__WORK TO BE COMPLETED__.
For each line of the data below that holds "content", copy the line.

__DATA PROVIDED__.
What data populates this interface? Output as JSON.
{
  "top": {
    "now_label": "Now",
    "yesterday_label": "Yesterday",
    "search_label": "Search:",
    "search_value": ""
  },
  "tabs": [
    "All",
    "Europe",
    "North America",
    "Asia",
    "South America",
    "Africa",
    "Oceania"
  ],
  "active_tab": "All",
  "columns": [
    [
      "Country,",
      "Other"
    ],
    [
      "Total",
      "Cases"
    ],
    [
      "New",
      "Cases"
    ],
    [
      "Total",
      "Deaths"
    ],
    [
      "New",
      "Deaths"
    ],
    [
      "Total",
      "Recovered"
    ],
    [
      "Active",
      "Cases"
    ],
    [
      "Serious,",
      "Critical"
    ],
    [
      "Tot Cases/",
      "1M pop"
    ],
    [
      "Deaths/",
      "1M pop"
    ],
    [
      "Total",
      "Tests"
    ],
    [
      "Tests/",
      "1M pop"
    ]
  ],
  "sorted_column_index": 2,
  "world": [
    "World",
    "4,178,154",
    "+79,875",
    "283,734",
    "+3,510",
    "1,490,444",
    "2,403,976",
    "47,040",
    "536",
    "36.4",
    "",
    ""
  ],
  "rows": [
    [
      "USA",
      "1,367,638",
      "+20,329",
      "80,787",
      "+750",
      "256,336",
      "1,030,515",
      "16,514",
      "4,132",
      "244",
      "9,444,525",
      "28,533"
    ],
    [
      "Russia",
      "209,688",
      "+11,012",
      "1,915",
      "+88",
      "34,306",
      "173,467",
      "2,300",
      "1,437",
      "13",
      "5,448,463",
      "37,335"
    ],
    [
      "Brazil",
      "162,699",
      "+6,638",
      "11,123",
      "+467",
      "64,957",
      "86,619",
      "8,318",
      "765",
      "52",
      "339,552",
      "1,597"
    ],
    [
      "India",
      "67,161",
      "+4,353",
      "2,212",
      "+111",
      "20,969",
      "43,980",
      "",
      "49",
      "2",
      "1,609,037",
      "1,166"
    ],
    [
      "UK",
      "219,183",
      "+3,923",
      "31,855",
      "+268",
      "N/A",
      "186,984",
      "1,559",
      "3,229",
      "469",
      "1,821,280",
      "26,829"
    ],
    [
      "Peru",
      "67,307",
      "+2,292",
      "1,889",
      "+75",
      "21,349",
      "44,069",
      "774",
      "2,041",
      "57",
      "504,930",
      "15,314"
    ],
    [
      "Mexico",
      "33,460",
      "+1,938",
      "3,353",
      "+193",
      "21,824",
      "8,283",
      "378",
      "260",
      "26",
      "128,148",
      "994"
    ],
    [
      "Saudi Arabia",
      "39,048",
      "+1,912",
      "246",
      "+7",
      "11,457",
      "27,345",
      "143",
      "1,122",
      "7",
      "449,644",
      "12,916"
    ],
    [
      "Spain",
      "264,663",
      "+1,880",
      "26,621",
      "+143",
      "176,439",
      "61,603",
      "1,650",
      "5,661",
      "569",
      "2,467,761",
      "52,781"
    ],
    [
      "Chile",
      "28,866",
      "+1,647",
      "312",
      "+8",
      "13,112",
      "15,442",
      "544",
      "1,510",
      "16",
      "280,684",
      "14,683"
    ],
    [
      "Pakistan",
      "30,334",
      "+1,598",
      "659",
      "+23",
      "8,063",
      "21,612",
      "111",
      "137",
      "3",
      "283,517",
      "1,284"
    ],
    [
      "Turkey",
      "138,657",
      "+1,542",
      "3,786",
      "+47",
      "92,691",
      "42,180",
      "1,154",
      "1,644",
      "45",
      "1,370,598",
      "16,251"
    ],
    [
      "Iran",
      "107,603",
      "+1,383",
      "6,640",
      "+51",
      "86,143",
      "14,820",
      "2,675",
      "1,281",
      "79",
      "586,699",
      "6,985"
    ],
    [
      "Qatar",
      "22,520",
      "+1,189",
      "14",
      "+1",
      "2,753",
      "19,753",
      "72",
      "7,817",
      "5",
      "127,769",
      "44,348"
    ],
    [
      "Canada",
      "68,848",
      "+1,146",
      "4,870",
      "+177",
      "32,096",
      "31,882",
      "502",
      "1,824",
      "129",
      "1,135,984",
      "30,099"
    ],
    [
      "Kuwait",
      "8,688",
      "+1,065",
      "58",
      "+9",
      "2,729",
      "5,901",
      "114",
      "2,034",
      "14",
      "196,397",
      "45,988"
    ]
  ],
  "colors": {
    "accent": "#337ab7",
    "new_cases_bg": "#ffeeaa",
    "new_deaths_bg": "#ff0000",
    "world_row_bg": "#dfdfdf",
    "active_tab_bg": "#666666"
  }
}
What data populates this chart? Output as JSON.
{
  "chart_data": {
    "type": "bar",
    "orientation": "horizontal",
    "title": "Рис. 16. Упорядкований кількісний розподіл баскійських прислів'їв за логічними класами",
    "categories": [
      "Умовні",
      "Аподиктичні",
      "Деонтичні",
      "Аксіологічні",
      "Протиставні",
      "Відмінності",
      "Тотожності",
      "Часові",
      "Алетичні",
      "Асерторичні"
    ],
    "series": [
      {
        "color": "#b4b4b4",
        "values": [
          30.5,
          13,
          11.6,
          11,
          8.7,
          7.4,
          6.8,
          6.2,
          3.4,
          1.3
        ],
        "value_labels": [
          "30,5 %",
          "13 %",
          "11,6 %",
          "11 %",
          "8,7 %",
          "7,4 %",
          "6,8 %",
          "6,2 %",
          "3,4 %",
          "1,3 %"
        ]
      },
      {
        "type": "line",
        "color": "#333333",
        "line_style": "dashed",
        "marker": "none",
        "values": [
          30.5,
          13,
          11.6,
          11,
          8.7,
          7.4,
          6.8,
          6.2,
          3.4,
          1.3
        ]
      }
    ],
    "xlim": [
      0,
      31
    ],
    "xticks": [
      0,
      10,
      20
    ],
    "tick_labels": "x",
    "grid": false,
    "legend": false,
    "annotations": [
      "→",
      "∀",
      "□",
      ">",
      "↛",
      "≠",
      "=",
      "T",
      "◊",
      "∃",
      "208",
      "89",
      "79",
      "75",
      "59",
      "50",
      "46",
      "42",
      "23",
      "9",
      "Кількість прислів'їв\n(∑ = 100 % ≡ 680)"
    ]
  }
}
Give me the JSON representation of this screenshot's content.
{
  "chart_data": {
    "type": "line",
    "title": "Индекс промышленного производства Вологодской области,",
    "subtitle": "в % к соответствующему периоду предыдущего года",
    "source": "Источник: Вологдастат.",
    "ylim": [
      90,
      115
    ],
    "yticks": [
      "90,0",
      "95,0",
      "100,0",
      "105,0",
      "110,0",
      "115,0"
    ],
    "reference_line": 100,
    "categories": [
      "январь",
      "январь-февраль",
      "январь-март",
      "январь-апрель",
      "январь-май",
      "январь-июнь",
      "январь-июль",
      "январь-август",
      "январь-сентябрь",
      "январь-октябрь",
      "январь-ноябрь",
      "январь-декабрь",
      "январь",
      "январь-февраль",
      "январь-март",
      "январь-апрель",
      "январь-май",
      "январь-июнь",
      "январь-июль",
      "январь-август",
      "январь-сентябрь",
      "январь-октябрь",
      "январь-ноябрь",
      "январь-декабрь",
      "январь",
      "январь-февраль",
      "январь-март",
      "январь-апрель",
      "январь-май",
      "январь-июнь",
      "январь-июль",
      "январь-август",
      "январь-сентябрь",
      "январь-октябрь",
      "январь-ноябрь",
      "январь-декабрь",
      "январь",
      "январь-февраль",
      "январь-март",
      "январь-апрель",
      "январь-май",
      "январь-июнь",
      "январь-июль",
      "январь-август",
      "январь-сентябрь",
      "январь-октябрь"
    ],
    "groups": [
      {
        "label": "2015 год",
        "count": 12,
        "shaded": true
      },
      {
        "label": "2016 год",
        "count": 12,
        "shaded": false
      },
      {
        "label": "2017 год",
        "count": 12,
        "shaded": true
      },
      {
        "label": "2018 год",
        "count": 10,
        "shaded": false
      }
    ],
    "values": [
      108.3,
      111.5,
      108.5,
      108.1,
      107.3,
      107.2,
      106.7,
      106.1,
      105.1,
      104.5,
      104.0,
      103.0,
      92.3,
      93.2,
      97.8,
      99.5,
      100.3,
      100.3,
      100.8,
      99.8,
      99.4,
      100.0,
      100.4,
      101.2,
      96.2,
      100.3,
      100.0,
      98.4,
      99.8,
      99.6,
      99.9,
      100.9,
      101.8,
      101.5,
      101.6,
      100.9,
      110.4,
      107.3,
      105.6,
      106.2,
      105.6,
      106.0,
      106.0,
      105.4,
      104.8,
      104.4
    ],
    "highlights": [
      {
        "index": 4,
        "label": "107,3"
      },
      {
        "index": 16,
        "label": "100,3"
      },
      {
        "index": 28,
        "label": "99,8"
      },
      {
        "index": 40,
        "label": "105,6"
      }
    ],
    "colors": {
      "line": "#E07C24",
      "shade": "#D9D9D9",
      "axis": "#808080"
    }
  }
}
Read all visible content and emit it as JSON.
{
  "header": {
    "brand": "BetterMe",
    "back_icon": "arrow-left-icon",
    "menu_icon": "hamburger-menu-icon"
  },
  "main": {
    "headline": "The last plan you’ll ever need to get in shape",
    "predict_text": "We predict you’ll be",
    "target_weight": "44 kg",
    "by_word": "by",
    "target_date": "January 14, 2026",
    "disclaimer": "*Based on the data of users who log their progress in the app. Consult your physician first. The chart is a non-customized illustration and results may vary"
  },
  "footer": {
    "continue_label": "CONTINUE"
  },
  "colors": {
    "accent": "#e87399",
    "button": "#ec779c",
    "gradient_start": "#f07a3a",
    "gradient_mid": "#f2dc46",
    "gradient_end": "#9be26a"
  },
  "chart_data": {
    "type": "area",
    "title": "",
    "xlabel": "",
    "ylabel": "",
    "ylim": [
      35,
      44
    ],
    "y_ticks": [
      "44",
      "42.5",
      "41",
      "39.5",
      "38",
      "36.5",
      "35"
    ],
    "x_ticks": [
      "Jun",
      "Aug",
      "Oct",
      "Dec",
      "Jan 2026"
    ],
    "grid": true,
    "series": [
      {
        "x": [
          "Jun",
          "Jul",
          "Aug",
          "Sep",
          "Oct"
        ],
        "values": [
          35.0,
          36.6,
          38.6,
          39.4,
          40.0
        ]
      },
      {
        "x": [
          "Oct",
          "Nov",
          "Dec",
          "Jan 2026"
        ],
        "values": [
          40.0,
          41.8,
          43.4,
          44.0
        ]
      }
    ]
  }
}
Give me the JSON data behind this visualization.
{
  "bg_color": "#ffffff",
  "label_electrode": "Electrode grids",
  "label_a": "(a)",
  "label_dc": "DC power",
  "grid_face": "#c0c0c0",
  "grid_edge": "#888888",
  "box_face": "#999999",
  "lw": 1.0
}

__WRITTEN RESPONSE__.
Give me the JSON representation of this screenshot's content.
Read all visible content and emit it as JSON.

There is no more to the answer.